YOUR ASSIGNMENT
Word-for-word reproduction, images excluded: copy every entry below.

EXTRACTED RECORDS
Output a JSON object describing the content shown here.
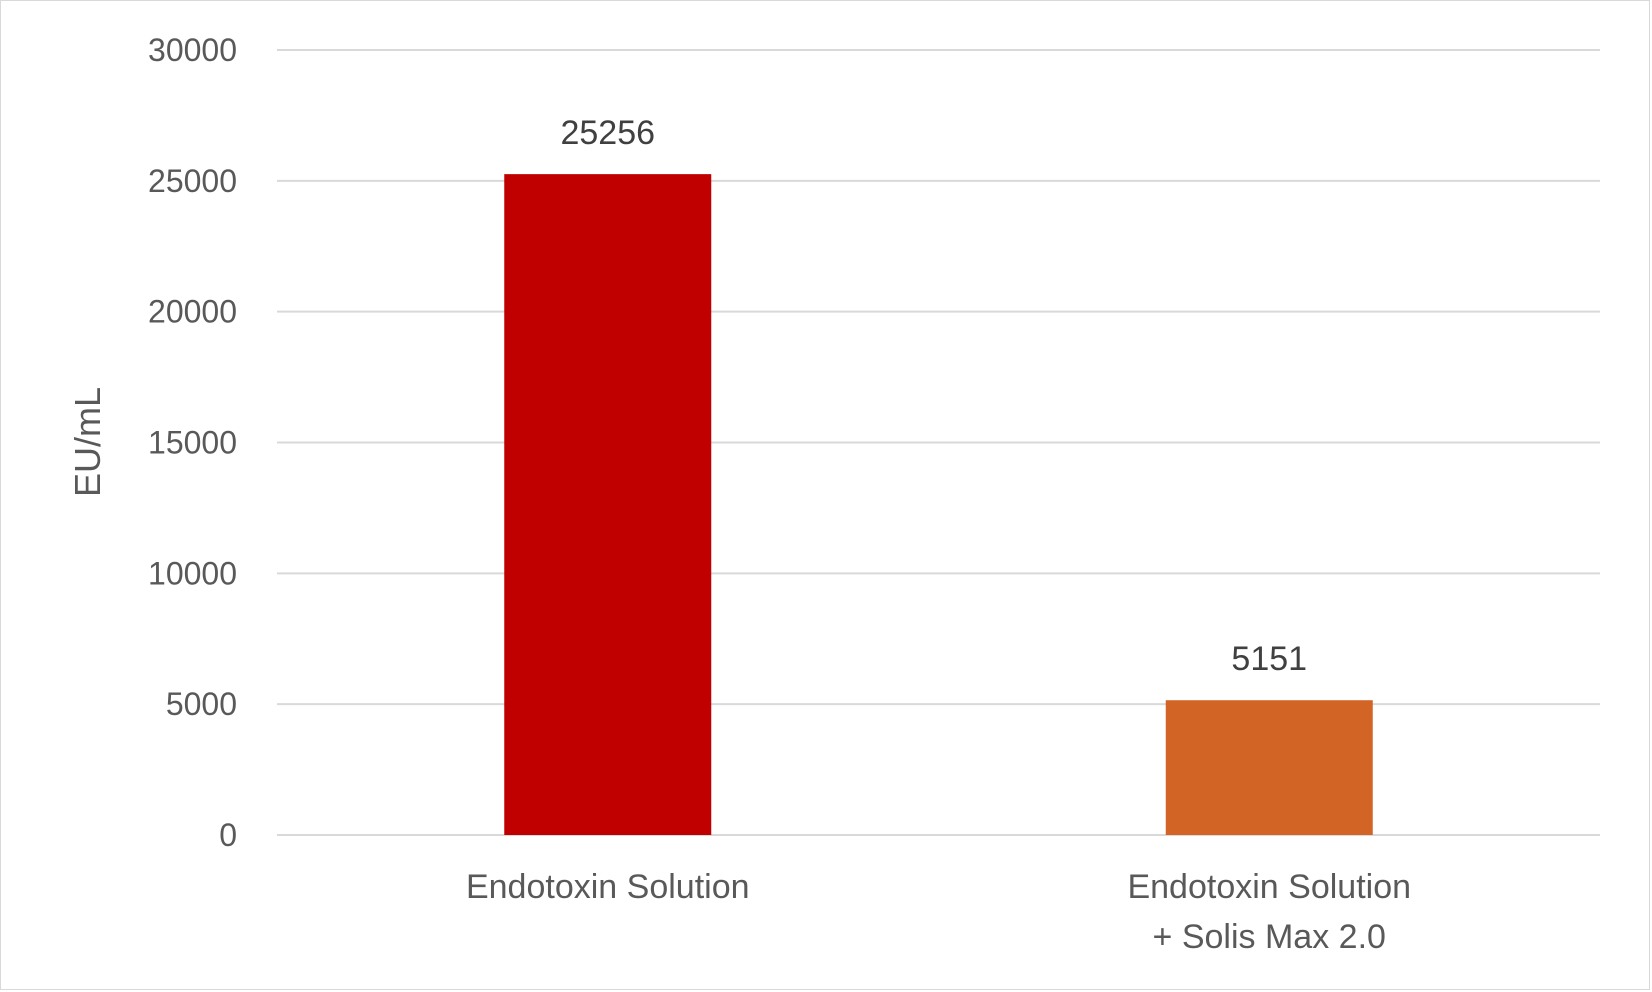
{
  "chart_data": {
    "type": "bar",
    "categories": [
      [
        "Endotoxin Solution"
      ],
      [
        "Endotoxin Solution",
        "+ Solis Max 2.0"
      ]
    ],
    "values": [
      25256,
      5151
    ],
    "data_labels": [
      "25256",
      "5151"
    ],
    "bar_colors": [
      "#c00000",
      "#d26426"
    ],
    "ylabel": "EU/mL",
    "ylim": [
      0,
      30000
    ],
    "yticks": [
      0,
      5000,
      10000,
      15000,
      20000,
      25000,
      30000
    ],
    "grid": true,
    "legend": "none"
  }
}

WRITTEN SOLUTION
Output a JSON object describing the content shown here.
{
  "chart_data": {
    "type": "bar",
    "categories": [
      [
        "Endotoxin Solution"
      ],
      [
        "Endotoxin Solution",
        "+ Solis Max 2.0"
      ]
    ],
    "values": [
      25256,
      5151
    ],
    "data_labels": [
      "25256",
      "5151"
    ],
    "bar_colors": [
      "#c00000",
      "#d26426"
    ],
    "ylabel": "EU/mL",
    "ylim": [
      0,
      30000
    ],
    "yticks": [
      0,
      5000,
      10000,
      15000,
      20000,
      25000,
      30000
    ],
    "grid": true,
    "legend": "none"
  }
}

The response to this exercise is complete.